Do this | Copy out every line of the records below word for word, leaving out the pictures.

Data extract |
-.-.-

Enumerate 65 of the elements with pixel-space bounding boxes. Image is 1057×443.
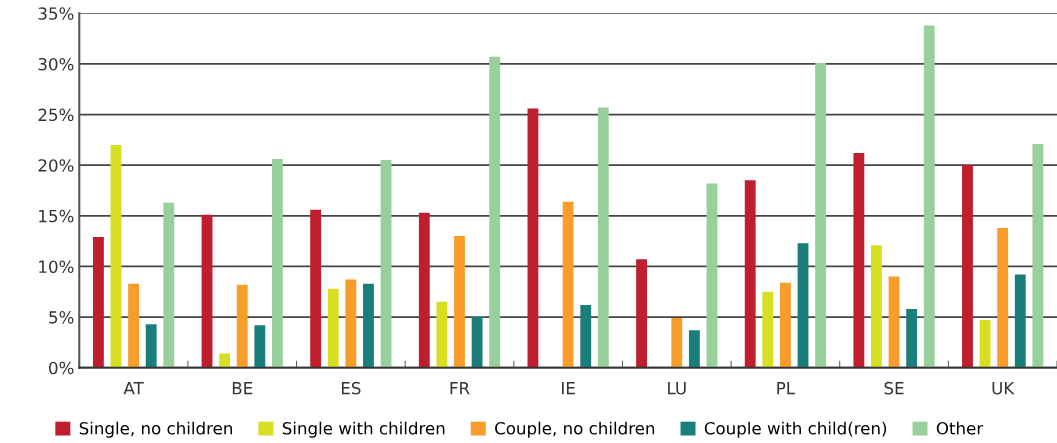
bar [562, 201, 574, 368]
bar [380, 160, 392, 368]
bar [310, 209, 322, 368]
x-tick-label: LU [668, 382, 686, 395]
bar [815, 62, 827, 368]
x-tick-label: BE [232, 382, 253, 395]
bar [997, 227, 1009, 368]
y-tick-label: 25% [38, 108, 74, 122]
bar [92, 237, 104, 368]
y-tick-label: 0% [49, 361, 74, 375]
bar [272, 159, 283, 368]
bar [762, 291, 774, 368]
bar [744, 180, 756, 368]
legend-label: Couple with child(ren) [704, 421, 887, 438]
x-tick-label: ES [341, 381, 361, 395]
bar [706, 183, 718, 368]
bar [128, 283, 140, 368]
y-tick-label: 5% [49, 311, 74, 324]
legend-label: Other [936, 421, 984, 435]
bar [201, 214, 213, 368]
bar [636, 259, 648, 368]
bar [345, 279, 357, 368]
bar [797, 243, 809, 368]
bar [236, 284, 248, 368]
bar [454, 236, 465, 368]
bar [671, 318, 683, 368]
bar [163, 202, 175, 368]
x-tick-label: IE [562, 382, 575, 395]
bar [527, 108, 539, 368]
bar [418, 212, 430, 368]
bar [1014, 274, 1026, 368]
legend-label: Couple, no children [495, 421, 655, 438]
x-tick-label: SE [884, 381, 904, 395]
bar [110, 144, 122, 368]
bar [145, 324, 157, 368]
y-tick-label: 10% [39, 260, 74, 273]
bar [888, 276, 900, 368]
x-tick-label: AT [123, 382, 144, 395]
bar [923, 25, 935, 368]
legend-label: Single, no children [79, 421, 232, 438]
bar [1032, 143, 1044, 368]
bar [363, 283, 374, 368]
bar [779, 282, 791, 368]
x-tick-label: FR [450, 382, 470, 395]
y-tick-label: 30% [38, 57, 74, 71]
bar [853, 153, 865, 368]
bar [597, 107, 609, 368]
bar [471, 317, 483, 368]
bar [580, 304, 592, 368]
x-tick-label: PL [777, 382, 795, 395]
y-tick-label: 15% [39, 209, 74, 223]
bar [219, 353, 231, 368]
bar [436, 301, 448, 368]
bar [906, 308, 918, 368]
bar [489, 56, 501, 368]
bar [979, 320, 991, 368]
x-tick-label: UK [992, 382, 1015, 395]
y-tick-label: 35% [38, 7, 74, 20]
legend-label: Single with children [282, 421, 445, 438]
y-tick-label: 20% [38, 159, 74, 172]
bar [688, 330, 700, 368]
bar [327, 288, 339, 368]
bar [254, 325, 266, 368]
bar [871, 245, 882, 368]
bar [962, 165, 973, 368]
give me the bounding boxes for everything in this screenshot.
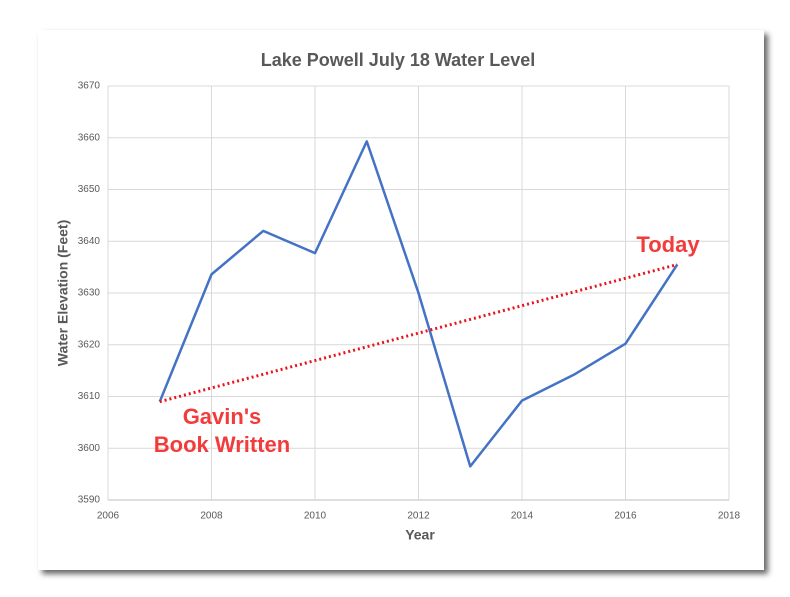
y-tick-label: 3650	[78, 184, 101, 195]
x-tick-label: 2008	[200, 511, 223, 522]
x-tick-label: 2014	[511, 511, 534, 522]
x-tick-label: 2012	[407, 511, 430, 522]
trend-line	[159, 263, 678, 404]
y-tick-label: 3620	[78, 339, 101, 350]
x-tick-label: 2010	[304, 511, 327, 522]
annotation: Today	[636, 232, 700, 257]
x-tick-label: 2016	[614, 511, 637, 522]
y-tick-label: 3670	[78, 81, 101, 92]
x-axis-label: Year	[405, 527, 435, 543]
y-tick-label: 3600	[78, 443, 101, 454]
data-line	[158, 140, 679, 468]
y-tick-label: 3610	[78, 391, 101, 402]
x-tick-label: 2018	[718, 511, 741, 522]
y-axis-label: Water Elevation (Feet)	[55, 220, 71, 367]
y-tick-label: 3630	[78, 288, 101, 299]
annotation: Book Written	[154, 432, 290, 457]
chart-title: Lake Powell July 18 Water Level	[261, 50, 535, 70]
y-tick-label: 3590	[78, 495, 101, 506]
annotation: Gavin's	[183, 404, 262, 429]
y-tick-label: 3640	[78, 236, 101, 247]
x-tick-label: 2006	[97, 511, 120, 522]
chart-frame	[38, 30, 764, 570]
y-tick-label: 3660	[78, 132, 101, 143]
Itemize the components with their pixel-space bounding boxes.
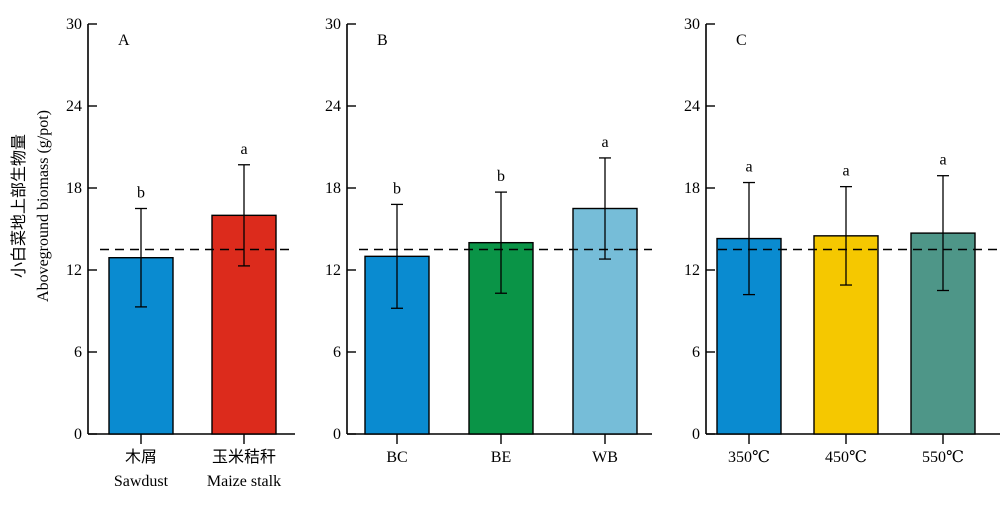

-.-.-

Exercise result |
Enumerate 65 of the elements with pixel-space bounding boxes. Image is 1057×443.
bar [562, 201, 574, 368]
bar [380, 160, 392, 368]
bar [310, 209, 322, 368]
x-tick-label: LU [668, 382, 686, 395]
bar [815, 62, 827, 368]
x-tick-label: BE [232, 382, 253, 395]
bar [997, 227, 1009, 368]
y-tick-label: 25% [38, 108, 74, 122]
bar [92, 237, 104, 368]
y-tick-label: 0% [49, 361, 74, 375]
bar [272, 159, 283, 368]
bar [762, 291, 774, 368]
bar [744, 180, 756, 368]
legend-label: Couple with child(ren) [704, 421, 887, 438]
x-tick-label: ES [341, 381, 361, 395]
bar [706, 183, 718, 368]
bar [128, 283, 140, 368]
y-tick-label: 5% [49, 311, 74, 324]
legend-label: Other [936, 421, 984, 435]
bar [201, 214, 213, 368]
bar [636, 259, 648, 368]
bar [345, 279, 357, 368]
bar [797, 243, 809, 368]
bar [236, 284, 248, 368]
bar [454, 236, 465, 368]
bar [671, 318, 683, 368]
bar [163, 202, 175, 368]
x-tick-label: IE [562, 382, 575, 395]
bar [527, 108, 539, 368]
bar [418, 212, 430, 368]
bar [1014, 274, 1026, 368]
legend-label: Couple, no children [495, 421, 655, 438]
x-tick-label: SE [884, 381, 904, 395]
bar [110, 144, 122, 368]
bar [145, 324, 157, 368]
y-tick-label: 10% [39, 260, 74, 273]
bar [888, 276, 900, 368]
x-tick-label: AT [123, 382, 144, 395]
bar [923, 25, 935, 368]
legend-label: Single, no children [79, 421, 232, 438]
bar [1032, 143, 1044, 368]
bar [363, 283, 374, 368]
bar [779, 282, 791, 368]
x-tick-label: FR [450, 382, 470, 395]
y-tick-label: 30% [38, 57, 74, 71]
bar [853, 153, 865, 368]
bar [597, 107, 609, 368]
bar [471, 317, 483, 368]
bar [580, 304, 592, 368]
x-tick-label: PL [777, 382, 795, 395]
y-tick-label: 15% [39, 209, 74, 223]
bar [219, 353, 231, 368]
bar [436, 301, 448, 368]
bar [906, 308, 918, 368]
bar [489, 56, 501, 368]
bar [979, 320, 991, 368]
x-tick-label: UK [992, 382, 1015, 395]
y-tick-label: 35% [38, 7, 74, 20]
legend-label: Single with children [282, 421, 445, 438]
y-tick-label: 20% [38, 159, 74, 172]
bar [688, 330, 700, 368]
bar [327, 288, 339, 368]
bar [254, 325, 266, 368]
bar [871, 245, 882, 368]
bar [962, 165, 973, 368]
give me the bounding boxes for everything in this screenshot.
y-tick-label: 3650	[78, 184, 101, 195]
x-tick-label: 2008	[200, 511, 223, 522]
x-tick-label: 2014	[511, 511, 534, 522]
x-tick-label: 2012	[407, 511, 430, 522]
trend-line	[159, 263, 678, 404]
y-tick-label: 3620	[78, 339, 101, 350]
x-tick-label: 2010	[304, 511, 327, 522]
annotation: Today	[636, 232, 700, 257]
x-tick-label: 2016	[614, 511, 637, 522]
y-tick-label: 3670	[78, 81, 101, 92]
x-axis-label: Year	[405, 527, 435, 543]
y-tick-label: 3600	[78, 443, 101, 454]
data-line	[158, 140, 679, 468]
y-tick-label: 3610	[78, 391, 101, 402]
x-tick-label: 2018	[718, 511, 741, 522]
y-axis-label: Water Elevation (Feet)	[55, 220, 71, 367]
y-tick-label: 3630	[78, 288, 101, 299]
annotation: Book Written	[154, 432, 290, 457]
chart-title: Lake Powell July 18 Water Level	[261, 50, 535, 70]
y-tick-label: 3590	[78, 495, 101, 506]
annotation: Gavin's	[183, 404, 262, 429]
y-tick-label: 3640	[78, 236, 101, 247]
x-tick-label: 2006	[97, 511, 120, 522]
chart-frame	[38, 30, 764, 570]
y-tick-label: 3660	[78, 132, 101, 143]
Itemize the components with their pixel-space bounding boxes.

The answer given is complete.